| EXERCISE INSTRUCTIONS |
Take each line containing the word "Crecieron" and copy it.

(Stored entries)
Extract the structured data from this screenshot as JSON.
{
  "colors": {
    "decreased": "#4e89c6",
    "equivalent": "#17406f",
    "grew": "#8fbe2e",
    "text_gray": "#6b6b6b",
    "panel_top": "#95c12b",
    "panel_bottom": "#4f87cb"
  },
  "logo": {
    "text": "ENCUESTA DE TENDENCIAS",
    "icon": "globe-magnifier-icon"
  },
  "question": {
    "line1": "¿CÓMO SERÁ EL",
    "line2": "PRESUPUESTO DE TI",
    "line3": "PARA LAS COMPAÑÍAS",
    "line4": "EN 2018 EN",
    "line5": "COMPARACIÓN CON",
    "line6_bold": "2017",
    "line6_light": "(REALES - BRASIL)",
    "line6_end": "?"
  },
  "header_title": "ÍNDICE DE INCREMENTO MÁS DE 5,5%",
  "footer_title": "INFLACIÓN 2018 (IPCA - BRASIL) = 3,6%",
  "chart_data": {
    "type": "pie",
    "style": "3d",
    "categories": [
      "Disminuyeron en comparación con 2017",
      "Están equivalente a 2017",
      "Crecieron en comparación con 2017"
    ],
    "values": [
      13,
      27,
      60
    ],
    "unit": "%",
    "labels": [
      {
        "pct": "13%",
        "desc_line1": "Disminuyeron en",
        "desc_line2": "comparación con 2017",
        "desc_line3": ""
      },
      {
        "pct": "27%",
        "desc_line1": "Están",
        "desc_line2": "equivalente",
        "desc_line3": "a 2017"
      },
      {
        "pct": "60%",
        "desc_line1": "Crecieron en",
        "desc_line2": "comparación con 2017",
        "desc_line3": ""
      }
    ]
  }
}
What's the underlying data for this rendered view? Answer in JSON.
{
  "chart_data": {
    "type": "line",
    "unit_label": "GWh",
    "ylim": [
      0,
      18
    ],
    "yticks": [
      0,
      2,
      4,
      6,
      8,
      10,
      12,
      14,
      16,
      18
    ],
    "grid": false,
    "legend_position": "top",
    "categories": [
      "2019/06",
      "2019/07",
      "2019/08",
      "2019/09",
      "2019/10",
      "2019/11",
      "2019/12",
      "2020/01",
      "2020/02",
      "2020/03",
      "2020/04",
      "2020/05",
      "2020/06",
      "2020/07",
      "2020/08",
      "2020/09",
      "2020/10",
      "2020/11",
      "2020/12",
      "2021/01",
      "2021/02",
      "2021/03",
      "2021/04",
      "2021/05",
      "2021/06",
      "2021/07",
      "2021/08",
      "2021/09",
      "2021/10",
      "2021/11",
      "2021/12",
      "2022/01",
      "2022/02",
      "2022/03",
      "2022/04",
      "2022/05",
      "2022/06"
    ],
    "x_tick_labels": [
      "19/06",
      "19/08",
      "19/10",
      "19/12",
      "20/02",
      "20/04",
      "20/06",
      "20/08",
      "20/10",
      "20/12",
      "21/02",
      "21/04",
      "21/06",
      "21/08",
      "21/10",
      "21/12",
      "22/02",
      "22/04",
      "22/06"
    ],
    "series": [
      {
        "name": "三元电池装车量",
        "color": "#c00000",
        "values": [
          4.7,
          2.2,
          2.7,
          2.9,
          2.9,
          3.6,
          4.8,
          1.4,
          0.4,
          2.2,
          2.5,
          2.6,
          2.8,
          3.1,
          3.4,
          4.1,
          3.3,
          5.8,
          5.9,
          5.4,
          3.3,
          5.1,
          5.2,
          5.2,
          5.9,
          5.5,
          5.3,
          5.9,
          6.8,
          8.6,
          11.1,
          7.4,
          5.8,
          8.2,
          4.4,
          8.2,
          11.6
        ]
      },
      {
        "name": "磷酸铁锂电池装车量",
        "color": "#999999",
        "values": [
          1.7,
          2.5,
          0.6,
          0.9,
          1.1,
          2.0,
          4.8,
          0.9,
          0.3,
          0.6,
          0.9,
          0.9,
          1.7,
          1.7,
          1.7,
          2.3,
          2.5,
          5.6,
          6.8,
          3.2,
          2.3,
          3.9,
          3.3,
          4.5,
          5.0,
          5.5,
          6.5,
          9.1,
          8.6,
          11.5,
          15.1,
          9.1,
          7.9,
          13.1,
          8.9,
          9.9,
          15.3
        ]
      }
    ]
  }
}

| OUTPUT FOR THIS EXERCISE |
      "Crecieron en comparación con 2017"
        "desc_line1": "Crecieron en",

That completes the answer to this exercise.